━━━━━ MATERIAL SHOWN ━━━━━

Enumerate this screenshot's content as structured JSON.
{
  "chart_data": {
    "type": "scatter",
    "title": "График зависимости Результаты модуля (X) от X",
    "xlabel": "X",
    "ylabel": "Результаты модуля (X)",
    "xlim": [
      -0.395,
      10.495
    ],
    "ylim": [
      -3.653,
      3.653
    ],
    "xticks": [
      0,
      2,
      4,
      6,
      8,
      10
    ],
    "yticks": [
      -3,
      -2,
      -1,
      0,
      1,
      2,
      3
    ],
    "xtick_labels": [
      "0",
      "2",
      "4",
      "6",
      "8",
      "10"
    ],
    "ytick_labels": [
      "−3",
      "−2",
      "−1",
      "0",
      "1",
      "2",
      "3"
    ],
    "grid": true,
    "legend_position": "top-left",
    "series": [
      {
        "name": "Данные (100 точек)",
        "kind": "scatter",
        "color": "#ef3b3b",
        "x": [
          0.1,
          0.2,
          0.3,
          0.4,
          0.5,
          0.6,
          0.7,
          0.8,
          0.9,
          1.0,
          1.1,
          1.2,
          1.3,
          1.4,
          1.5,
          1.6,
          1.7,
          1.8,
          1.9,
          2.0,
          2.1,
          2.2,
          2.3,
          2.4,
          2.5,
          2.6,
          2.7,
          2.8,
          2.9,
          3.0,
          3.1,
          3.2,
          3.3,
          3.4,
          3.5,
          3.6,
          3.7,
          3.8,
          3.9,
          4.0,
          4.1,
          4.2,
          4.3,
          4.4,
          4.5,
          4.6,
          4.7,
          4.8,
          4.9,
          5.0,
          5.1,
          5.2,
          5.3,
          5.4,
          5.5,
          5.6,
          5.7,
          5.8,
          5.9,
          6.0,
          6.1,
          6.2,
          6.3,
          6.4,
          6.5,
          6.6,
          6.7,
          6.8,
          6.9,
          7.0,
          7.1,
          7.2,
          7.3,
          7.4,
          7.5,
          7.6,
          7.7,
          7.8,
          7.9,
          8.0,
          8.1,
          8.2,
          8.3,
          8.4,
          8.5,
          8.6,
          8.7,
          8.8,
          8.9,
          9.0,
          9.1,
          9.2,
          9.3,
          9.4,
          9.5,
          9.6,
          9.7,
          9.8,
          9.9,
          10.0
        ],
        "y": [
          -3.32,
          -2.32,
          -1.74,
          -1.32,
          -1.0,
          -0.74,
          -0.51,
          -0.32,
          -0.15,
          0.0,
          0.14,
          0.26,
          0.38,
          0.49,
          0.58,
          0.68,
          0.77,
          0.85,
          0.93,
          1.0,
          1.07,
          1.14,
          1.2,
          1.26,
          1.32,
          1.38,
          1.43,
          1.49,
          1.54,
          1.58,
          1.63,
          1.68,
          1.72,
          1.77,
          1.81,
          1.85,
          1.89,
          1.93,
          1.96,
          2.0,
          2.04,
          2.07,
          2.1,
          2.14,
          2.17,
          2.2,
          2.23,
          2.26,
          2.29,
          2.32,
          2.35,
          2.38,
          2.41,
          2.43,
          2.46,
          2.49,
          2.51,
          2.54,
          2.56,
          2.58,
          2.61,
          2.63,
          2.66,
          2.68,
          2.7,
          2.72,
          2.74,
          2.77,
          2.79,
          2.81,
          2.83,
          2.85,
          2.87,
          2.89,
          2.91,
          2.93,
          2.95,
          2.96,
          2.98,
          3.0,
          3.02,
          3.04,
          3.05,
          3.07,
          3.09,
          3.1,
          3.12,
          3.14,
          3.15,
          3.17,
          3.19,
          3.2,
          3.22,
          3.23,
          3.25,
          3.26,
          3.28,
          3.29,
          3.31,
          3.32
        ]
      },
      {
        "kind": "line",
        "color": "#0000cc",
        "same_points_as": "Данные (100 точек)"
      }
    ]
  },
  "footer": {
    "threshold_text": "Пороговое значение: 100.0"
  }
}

━━━━━

## EXERCISE OBJECTIVE
Go through the listing above and pull out each line containing the word "Данные".

## WRITTEN RESPONSE
        "name": "Данные (100 точек)",
        "same_points_as": "Данные (100 точек)"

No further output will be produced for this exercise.